((

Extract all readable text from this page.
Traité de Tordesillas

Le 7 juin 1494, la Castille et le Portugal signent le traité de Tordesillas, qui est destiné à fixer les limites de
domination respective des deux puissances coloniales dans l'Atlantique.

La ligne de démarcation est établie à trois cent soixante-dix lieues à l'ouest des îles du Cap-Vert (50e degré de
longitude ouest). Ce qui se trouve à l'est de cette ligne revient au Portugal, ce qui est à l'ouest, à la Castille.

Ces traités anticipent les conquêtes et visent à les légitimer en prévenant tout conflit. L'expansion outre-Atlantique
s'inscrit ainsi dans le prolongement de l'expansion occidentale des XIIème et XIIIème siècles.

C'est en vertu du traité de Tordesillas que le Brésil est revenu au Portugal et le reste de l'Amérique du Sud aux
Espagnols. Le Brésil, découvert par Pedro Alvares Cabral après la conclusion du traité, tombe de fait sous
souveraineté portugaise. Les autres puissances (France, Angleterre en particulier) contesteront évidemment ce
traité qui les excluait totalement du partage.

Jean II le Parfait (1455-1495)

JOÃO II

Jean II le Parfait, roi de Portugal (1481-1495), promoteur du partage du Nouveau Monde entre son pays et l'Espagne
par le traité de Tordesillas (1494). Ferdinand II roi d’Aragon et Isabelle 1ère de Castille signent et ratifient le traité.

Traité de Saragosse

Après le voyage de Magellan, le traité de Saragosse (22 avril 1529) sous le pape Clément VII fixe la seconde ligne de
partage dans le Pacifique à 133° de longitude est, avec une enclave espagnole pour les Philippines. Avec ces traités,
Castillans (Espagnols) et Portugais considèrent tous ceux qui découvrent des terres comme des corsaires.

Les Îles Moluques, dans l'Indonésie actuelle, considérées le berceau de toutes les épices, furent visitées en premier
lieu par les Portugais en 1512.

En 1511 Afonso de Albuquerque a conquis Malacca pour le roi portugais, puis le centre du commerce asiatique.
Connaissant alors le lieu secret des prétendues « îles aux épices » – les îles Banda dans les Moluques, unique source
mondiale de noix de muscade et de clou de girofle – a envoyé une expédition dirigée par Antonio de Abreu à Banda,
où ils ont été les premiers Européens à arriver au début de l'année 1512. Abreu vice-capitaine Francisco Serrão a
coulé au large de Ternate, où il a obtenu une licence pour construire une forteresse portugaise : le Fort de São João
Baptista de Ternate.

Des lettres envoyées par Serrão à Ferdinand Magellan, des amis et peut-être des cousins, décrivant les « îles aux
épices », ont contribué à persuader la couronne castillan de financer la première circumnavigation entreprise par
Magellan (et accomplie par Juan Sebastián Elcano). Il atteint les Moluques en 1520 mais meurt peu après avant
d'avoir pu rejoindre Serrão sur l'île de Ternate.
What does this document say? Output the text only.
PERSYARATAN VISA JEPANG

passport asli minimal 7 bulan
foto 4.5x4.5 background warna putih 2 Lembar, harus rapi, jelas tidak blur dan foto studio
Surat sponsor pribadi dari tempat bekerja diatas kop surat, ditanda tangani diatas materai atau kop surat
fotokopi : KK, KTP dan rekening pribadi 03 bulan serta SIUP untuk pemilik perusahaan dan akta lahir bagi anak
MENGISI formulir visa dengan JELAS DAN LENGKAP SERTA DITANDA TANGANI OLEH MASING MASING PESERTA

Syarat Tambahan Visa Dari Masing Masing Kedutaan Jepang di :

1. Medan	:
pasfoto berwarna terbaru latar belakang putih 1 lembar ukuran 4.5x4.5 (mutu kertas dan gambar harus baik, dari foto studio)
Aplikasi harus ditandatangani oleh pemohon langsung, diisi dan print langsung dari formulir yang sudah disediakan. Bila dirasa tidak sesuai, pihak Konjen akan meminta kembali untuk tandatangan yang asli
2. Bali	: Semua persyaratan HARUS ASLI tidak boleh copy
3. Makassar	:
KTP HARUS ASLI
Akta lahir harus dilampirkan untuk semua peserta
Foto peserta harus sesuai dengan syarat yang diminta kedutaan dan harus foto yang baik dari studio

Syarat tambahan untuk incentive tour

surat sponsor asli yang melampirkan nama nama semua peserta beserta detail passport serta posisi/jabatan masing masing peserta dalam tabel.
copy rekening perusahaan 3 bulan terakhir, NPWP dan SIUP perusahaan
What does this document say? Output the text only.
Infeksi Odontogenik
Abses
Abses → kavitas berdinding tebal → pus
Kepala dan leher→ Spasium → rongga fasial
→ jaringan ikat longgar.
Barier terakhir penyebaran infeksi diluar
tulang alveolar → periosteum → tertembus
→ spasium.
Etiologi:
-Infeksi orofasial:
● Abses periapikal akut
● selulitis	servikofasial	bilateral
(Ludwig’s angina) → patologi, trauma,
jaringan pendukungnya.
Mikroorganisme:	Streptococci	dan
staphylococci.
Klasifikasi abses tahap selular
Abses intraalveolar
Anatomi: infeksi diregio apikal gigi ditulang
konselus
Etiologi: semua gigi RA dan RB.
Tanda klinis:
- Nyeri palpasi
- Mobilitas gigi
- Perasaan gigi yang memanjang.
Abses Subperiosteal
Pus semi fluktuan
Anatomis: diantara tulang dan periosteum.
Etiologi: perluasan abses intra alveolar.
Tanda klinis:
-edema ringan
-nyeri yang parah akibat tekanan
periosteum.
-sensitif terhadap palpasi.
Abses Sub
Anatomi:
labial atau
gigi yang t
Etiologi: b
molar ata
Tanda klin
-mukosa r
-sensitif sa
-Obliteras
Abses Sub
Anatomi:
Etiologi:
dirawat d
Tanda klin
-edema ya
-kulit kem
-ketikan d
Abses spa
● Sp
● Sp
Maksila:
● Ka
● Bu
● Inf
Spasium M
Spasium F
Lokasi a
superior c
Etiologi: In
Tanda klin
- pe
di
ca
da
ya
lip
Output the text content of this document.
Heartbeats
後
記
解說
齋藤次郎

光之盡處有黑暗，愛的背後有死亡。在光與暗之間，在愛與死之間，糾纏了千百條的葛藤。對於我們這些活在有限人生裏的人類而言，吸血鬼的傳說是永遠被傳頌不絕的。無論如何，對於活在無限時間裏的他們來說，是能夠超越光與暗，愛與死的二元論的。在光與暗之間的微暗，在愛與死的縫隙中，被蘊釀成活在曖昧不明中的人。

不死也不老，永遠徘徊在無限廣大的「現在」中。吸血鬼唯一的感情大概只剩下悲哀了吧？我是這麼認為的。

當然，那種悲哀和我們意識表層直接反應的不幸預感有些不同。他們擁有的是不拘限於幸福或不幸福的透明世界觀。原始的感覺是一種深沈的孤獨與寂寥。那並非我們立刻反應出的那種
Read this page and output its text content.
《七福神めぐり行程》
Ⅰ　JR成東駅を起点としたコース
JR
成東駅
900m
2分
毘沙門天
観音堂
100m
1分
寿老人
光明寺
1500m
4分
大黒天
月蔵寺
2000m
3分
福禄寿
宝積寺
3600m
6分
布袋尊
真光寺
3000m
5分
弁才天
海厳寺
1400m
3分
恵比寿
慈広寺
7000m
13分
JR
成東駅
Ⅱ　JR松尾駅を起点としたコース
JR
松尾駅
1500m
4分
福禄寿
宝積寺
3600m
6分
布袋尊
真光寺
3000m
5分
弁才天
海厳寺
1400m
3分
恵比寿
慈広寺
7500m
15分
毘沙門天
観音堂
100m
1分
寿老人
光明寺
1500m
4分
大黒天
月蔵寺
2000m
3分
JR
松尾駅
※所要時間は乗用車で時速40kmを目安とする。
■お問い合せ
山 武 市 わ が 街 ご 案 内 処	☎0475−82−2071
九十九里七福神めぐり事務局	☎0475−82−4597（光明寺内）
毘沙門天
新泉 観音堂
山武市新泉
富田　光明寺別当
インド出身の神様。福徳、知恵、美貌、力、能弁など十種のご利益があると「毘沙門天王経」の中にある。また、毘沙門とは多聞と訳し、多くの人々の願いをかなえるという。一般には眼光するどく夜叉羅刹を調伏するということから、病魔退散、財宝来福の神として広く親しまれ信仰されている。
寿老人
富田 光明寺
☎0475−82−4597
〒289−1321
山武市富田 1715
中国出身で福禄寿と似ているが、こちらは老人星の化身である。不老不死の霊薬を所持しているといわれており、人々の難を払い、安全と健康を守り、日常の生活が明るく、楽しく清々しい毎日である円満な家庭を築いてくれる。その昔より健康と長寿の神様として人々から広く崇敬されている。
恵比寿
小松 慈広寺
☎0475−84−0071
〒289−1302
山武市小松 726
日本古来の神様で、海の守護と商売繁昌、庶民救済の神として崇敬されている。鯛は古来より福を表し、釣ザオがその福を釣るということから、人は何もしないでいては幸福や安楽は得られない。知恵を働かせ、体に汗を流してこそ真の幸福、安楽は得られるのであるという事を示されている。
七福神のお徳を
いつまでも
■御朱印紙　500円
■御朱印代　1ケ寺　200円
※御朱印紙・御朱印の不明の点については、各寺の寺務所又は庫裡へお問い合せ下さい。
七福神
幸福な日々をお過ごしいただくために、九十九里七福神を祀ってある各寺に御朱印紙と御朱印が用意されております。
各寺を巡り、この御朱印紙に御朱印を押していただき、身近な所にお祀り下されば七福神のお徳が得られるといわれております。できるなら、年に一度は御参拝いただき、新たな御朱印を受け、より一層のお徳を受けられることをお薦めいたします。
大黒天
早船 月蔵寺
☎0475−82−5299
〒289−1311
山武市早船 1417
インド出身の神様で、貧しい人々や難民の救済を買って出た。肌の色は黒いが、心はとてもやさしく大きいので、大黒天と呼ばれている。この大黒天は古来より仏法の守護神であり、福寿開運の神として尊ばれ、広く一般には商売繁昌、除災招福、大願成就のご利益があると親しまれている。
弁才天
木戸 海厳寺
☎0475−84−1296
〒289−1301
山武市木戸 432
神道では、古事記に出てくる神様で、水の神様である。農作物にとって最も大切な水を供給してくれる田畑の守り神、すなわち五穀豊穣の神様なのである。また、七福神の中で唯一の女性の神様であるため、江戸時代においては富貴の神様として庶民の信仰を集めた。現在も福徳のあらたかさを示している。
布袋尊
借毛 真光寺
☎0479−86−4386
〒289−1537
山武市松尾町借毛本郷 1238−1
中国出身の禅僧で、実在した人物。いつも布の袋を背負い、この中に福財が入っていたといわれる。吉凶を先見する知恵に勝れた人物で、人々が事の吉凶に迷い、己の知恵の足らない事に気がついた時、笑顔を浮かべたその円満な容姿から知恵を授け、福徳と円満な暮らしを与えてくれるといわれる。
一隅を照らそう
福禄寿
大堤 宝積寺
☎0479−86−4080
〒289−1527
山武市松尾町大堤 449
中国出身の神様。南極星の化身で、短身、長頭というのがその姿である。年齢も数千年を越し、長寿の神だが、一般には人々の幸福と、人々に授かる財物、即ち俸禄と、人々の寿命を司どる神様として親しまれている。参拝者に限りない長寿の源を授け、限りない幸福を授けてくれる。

))

Collect the complete line wherever the string "Moluques" appears in the records.

Les Îles Moluques, dans l'Indonésie actuelle, considérées le berceau de toutes les épices, furent visitées en premier
Connaissant alors le lieu secret des prétendues « îles aux épices » – les îles Banda dans les Moluques, unique source
Magellan (et accomplie par Juan Sebastián Elcano). Il atteint les Moluques en 1520 mais meurt peu après avant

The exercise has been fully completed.